→ REQUEST
Return every line of the material exactly.

(Chart and figure data)

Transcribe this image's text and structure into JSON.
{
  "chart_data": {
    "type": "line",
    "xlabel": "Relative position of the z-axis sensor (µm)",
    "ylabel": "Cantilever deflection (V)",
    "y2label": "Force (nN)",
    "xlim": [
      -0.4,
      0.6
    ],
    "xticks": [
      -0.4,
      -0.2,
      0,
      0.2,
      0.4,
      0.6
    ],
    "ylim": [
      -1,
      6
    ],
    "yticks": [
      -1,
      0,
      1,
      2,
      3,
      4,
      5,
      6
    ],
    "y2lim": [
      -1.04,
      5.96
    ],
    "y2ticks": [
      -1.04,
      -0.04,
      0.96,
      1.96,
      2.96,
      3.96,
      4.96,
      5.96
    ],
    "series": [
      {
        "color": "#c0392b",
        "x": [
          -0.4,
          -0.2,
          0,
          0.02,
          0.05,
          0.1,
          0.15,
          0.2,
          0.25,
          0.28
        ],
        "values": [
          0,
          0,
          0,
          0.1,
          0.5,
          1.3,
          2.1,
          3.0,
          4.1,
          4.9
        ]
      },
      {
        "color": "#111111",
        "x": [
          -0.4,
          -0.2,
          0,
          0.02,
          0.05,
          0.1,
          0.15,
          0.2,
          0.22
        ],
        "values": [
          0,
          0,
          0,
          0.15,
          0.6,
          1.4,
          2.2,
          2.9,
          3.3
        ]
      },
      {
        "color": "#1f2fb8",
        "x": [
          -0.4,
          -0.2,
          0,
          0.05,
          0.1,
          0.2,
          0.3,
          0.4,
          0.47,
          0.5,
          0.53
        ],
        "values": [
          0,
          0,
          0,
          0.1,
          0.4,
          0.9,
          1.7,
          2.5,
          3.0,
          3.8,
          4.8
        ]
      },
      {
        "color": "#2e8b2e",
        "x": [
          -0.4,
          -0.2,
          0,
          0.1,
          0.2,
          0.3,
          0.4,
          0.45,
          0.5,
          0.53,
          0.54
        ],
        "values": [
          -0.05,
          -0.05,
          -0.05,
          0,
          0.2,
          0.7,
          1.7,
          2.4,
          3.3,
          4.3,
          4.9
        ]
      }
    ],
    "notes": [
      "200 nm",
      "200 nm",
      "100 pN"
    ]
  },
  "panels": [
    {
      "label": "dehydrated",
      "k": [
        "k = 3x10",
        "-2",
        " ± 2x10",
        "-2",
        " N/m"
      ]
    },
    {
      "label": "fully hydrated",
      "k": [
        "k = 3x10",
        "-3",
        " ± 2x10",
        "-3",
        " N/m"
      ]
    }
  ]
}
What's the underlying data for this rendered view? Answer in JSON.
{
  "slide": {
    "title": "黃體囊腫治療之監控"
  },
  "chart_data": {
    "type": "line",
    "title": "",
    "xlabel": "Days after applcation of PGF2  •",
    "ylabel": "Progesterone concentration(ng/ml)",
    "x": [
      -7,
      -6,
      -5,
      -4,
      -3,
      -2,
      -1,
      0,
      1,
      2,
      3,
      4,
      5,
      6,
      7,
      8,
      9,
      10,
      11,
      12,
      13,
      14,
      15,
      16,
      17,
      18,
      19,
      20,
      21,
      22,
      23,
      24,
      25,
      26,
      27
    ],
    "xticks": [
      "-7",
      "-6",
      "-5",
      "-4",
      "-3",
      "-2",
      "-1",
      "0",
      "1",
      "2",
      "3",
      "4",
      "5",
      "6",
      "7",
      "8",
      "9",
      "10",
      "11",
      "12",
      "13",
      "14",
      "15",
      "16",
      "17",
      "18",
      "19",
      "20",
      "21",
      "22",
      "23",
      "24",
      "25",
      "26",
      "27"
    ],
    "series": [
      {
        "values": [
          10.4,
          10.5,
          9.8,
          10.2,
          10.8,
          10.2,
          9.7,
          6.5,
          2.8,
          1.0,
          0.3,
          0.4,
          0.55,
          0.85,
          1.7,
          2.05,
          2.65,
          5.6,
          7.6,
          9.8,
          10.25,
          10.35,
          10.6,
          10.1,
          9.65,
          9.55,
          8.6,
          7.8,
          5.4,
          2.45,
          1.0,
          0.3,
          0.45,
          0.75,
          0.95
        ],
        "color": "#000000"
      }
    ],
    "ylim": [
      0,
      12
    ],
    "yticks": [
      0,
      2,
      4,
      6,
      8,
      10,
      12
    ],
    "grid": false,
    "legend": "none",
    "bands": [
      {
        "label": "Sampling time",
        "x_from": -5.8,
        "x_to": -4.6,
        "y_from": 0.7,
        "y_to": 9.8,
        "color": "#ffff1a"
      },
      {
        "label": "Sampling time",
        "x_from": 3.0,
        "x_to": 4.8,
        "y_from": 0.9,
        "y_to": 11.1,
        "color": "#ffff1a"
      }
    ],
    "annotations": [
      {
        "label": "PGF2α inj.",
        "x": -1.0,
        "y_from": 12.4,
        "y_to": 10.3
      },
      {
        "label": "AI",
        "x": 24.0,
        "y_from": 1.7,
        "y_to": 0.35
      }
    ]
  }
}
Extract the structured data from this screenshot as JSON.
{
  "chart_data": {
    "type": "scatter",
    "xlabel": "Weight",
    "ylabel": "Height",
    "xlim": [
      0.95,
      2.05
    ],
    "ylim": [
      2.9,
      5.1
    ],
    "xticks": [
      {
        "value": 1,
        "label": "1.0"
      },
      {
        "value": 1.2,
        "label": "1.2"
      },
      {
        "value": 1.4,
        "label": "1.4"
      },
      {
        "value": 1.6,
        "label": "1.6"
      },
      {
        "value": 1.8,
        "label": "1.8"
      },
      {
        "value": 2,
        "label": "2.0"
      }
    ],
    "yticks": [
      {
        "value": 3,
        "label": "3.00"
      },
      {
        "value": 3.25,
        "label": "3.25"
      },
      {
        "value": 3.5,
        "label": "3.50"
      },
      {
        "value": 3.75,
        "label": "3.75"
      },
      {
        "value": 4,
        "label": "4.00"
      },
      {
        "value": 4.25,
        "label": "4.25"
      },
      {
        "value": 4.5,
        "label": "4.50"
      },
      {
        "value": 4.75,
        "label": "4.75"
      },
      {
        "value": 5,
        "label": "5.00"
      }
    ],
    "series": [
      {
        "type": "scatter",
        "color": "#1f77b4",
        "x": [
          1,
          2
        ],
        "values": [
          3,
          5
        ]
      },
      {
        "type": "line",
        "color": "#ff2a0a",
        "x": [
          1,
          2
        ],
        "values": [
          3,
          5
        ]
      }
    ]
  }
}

→ TASK RESULT
Transcribe this image's text and structure into JSON.
{
  "chart_data": {
    "type": "line",
    "xlabel": "Relative position of the z-axis sensor (µm)",
    "ylabel": "Cantilever deflection (V)",
    "y2label": "Force (nN)",
    "xlim": [
      -0.4,
      0.6
    ],
    "xticks": [
      -0.4,
      -0.2,
      0,
      0.2,
      0.4,
      0.6
    ],
    "ylim": [
      -1,
      6
    ],
    "yticks": [
      -1,
      0,
      1,
      2,
      3,
      4,
      5,
      6
    ],
    "y2lim": [
      -1.04,
      5.96
    ],
    "y2ticks": [
      -1.04,
      -0.04,
      0.96,
      1.96,
      2.96,
      3.96,
      4.96,
      5.96
    ],
    "series": [
      {
        "color": "#c0392b",
        "x": [
          -0.4,
          -0.2,
          0,
          0.02,
          0.05,
          0.1,
          0.15,
          0.2,
          0.25,
          0.28
        ],
        "values": [
          0,
          0,
          0,
          0.1,
          0.5,
          1.3,
          2.1,
          3.0,
          4.1,
          4.9
        ]
      },
      {
        "color": "#111111",
        "x": [
          -0.4,
          -0.2,
          0,
          0.02,
          0.05,
          0.1,
          0.15,
          0.2,
          0.22
        ],
        "values": [
          0,
          0,
          0,
          0.15,
          0.6,
          1.4,
          2.2,
          2.9,
          3.3
        ]
      },
      {
        "color": "#1f2fb8",
        "x": [
          -0.4,
          -0.2,
          0,
          0.05,
          0.1,
          0.2,
          0.3,
          0.4,
          0.47,
          0.5,
          0.53
        ],
        "values": [
          0,
          0,
          0,
          0.1,
          0.4,
          0.9,
          1.7,
          2.5,
          3.0,
          3.8,
          4.8
        ]
      },
      {
        "color": "#2e8b2e",
        "x": [
          -0.4,
          -0.2,
          0,
          0.1,
          0.2,
          0.3,
          0.4,
          0.45,
          0.5,
          0.53,
          0.54
        ],
        "values": [
          -0.05,
          -0.05,
          -0.05,
          0,
          0.2,
          0.7,
          1.7,
          2.4,
          3.3,
          4.3,
          4.9
        ]
      }
    ],
    "notes": [
      "200 nm",
      "200 nm",
      "100 pN"
    ]
  },
  "panels": [
    {
      "label": "dehydrated",
      "k": [
        "k = 3x10",
        "-2",
        " ± 2x10",
        "-2",
        " N/m"
      ]
    },
    {
      "label": "fully hydrated",
      "k": [
        "k = 3x10",
        "-3",
        " ± 2x10",
        "-3",
        " N/m"
      ]
    }
  ]
}
What's the underlying data for this rendered view? Answer in JSON.
{
  "slide": {
    "title": "黃體囊腫治療之監控"
  },
  "chart_data": {
    "type": "line",
    "title": "",
    "xlabel": "Days after applcation of PGF2  •",
    "ylabel": "Progesterone concentration(ng/ml)",
    "x": [
      -7,
      -6,
      -5,
      -4,
      -3,
      -2,
      -1,
      0,
      1,
      2,
      3,
      4,
      5,
      6,
      7,
      8,
      9,
      10,
      11,
      12,
      13,
      14,
      15,
      16,
      17,
      18,
      19,
      20,
      21,
      22,
      23,
      24,
      25,
      26,
      27
    ],
    "xticks": [
      "-7",
      "-6",
      "-5",
      "-4",
      "-3",
      "-2",
      "-1",
      "0",
      "1",
      "2",
      "3",
      "4",
      "5",
      "6",
      "7",
      "8",
      "9",
      "10",
      "11",
      "12",
      "13",
      "14",
      "15",
      "16",
      "17",
      "18",
      "19",
      "20",
      "21",
      "22",
      "23",
      "24",
      "25",
      "26",
      "27"
    ],
    "series": [
      {
        "values": [
          10.4,
          10.5,
          9.8,
          10.2,
          10.8,
          10.2,
          9.7,
          6.5,
          2.8,
          1.0,
          0.3,
          0.4,
          0.55,
          0.85,
          1.7,
          2.05,
          2.65,
          5.6,
          7.6,
          9.8,
          10.25,
          10.35,
          10.6,
          10.1,
          9.65,
          9.55,
          8.6,
          7.8,
          5.4,
          2.45,
          1.0,
          0.3,
          0.45,
          0.75,
          0.95
        ],
        "color": "#000000"
      }
    ],
    "ylim": [
      0,
      12
    ],
    "yticks": [
      0,
      2,
      4,
      6,
      8,
      10,
      12
    ],
    "grid": false,
    "legend": "none",
    "bands": [
      {
        "label": "Sampling time",
        "x_from": -5.8,
        "x_to": -4.6,
        "y_from": 0.7,
        "y_to": 9.8,
        "color": "#ffff1a"
      },
      {
        "label": "Sampling time",
        "x_from": 3.0,
        "x_to": 4.8,
        "y_from": 0.9,
        "y_to": 11.1,
        "color": "#ffff1a"
      }
    ],
    "annotations": [
      {
        "label": "PGF2α inj.",
        "x": -1.0,
        "y_from": 12.4,
        "y_to": 10.3
      },
      {
        "label": "AI",
        "x": 24.0,
        "y_from": 1.7,
        "y_to": 0.35
      }
    ]
  }
}
Extract the structured data from this screenshot as JSON.
{
  "chart_data": {
    "type": "scatter",
    "xlabel": "Weight",
    "ylabel": "Height",
    "xlim": [
      0.95,
      2.05
    ],
    "ylim": [
      2.9,
      5.1
    ],
    "xticks": [
      {
        "value": 1,
        "label": "1.0"
      },
      {
        "value": 1.2,
        "label": "1.2"
      },
      {
        "value": 1.4,
        "label": "1.4"
      },
      {
        "value": 1.6,
        "label": "1.6"
      },
      {
        "value": 1.8,
        "label": "1.8"
      },
      {
        "value": 2,
        "label": "2.0"
      }
    ],
    "yticks": [
      {
        "value": 3,
        "label": "3.00"
      },
      {
        "value": 3.25,
        "label": "3.25"
      },
      {
        "value": 3.5,
        "label": "3.50"
      },
      {
        "value": 3.75,
        "label": "3.75"
      },
      {
        "value": 4,
        "label": "4.00"
      },
      {
        "value": 4.25,
        "label": "4.25"
      },
      {
        "value": 4.5,
        "label": "4.50"
      },
      {
        "value": 4.75,
        "label": "4.75"
      },
      {
        "value": 5,
        "label": "5.00"
      }
    ],
    "series": [
      {
        "type": "scatter",
        "color": "#1f77b4",
        "x": [
          1,
          2
        ],
        "values": [
          3,
          5
        ]
      },
      {
        "type": "line",
        "color": "#ff2a0a",
        "x": [
          1,
          2
        ],
        "values": [
          3,
          5
        ]
      }
    ]
  }
}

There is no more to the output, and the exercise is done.